## [WHAT IS BEING ASKED]
Extract the records below word for word and ignore the images.

Saved entries:
○ ○ ○ ○ ○ ○ ○

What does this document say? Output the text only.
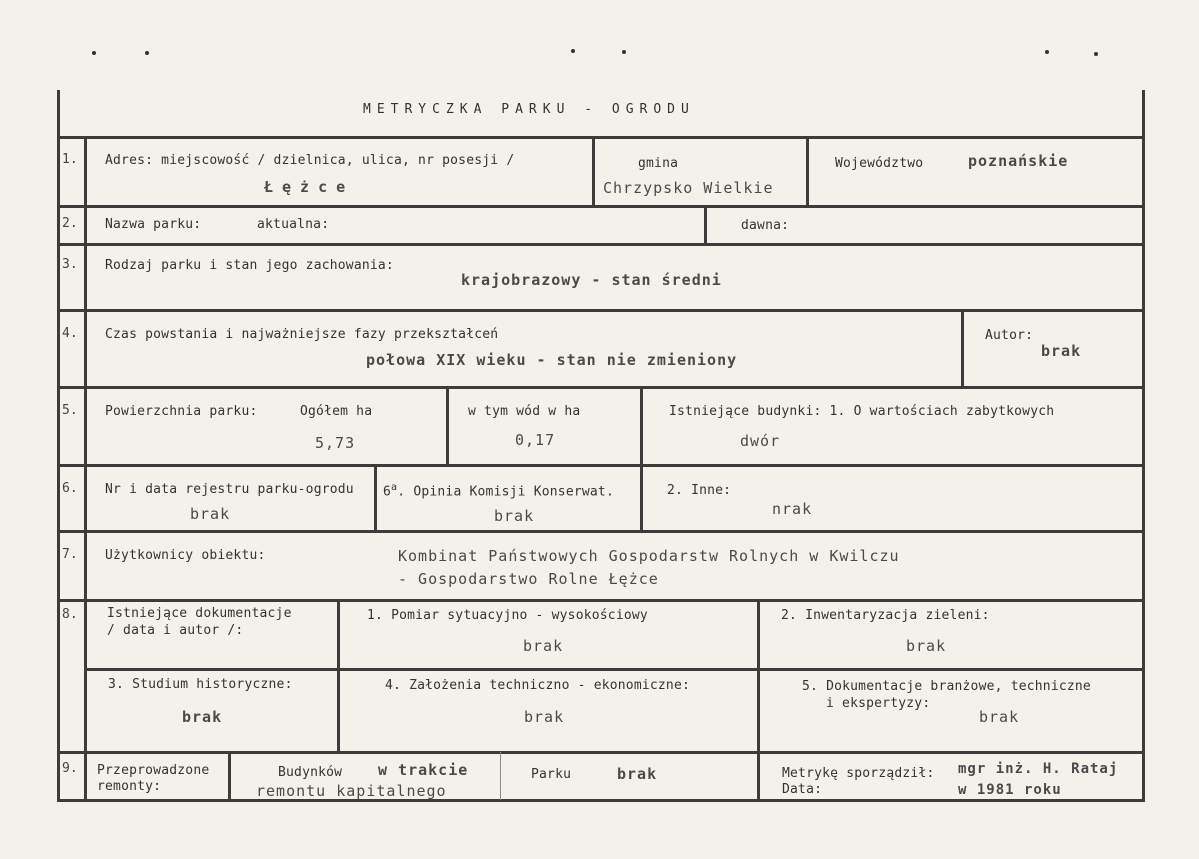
METRYCZKA PARKU - OGRODU
1. Adres: miejscowość / dzielnica, ulica, nr posesji /
Łężce
gmina
Chrzypsko Wielkie
Województwo	poznańskie
2. Nazwa parku:	aktualna:	dawna:
3. Rodzaj parku i stan jego zachowania:
krajobrazowy - stan średni
4. Czas powstania i najważniejsze fazy przekształceń
połowa XIX wieku - stan nie zmieniony
Autor:
brak
5. Powierzchnia parku:	Ogółem ha
5,73
w tym wód w ha
0,17
Istniejące budynki: 1. O wartościach zabytkowych
dwór
6. Nr i data rejestru parku-ogrodu
brak
6$^a$. Opinia Komisji Konserwat.
brak
2. Inne:
nrak
7. Użytkownicy obiektu:	Kombinat Państwowych Gospodarstw Rolnych w Kwilczu
- Gospodarstwo Rolne Łężce
8. Istniejące dokumentacje
/ data i autor /:
1. Pomiar sytuacyjno - wysokościowy
brak
2. Inwentaryzacja zieleni:
brak
3. Studium historyczne:
brak
4. Założenia techniczno - ekonomiczne:
brak
5. Dokumentacje branżowe, techniczne
i ekspertyzy:
brak
9. Przeprowadzone
remonty:
Budynków w trakcie
remontu kapitalnego
Parku	brak	Metrykę sporządził: mgr inż. H. Rataj
Data:	w 1981 roku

○ ○ ○ ○ ○ ○ ○

## [WORKED SOLUTION]
What does this document say? Output the text only.
METRYCZKA PARKU - OGRODU
1. Adres: miejscowość / dzielnica, ulica, nr posesji /
Łężce
gmina
Chrzypsko Wielkie
Województwo	poznańskie
2. Nazwa parku:	aktualna:	dawna:
3. Rodzaj parku i stan jego zachowania:
krajobrazowy - stan średni
4. Czas powstania i najważniejsze fazy przekształceń
połowa XIX wieku - stan nie zmieniony
Autor:
brak
5. Powierzchnia parku:	Ogółem ha
5,73
w tym wód w ha
0,17
Istniejące budynki: 1. O wartościach zabytkowych
dwór
6. Nr i data rejestru parku-ogrodu
brak
6$^a$. Opinia Komisji Konserwat.
brak
2. Inne:
nrak
7. Użytkownicy obiektu:	Kombinat Państwowych Gospodarstw Rolnych w Kwilczu
- Gospodarstwo Rolne Łężce
8. Istniejące dokumentacje
/ data i autor /:
1. Pomiar sytuacyjno - wysokościowy
brak
2. Inwentaryzacja zieleni:
brak
3. Studium historyczne:
brak
4. Założenia techniczno - ekonomiczne:
brak
5. Dokumentacje branżowe, techniczne
i ekspertyzy:
brak
9. Przeprowadzone
remonty:
Budynków w trakcie
remontu kapitalnego
Parku	brak	Metrykę sporządził: mgr inż. H. Rataj
Data:	w 1981 roku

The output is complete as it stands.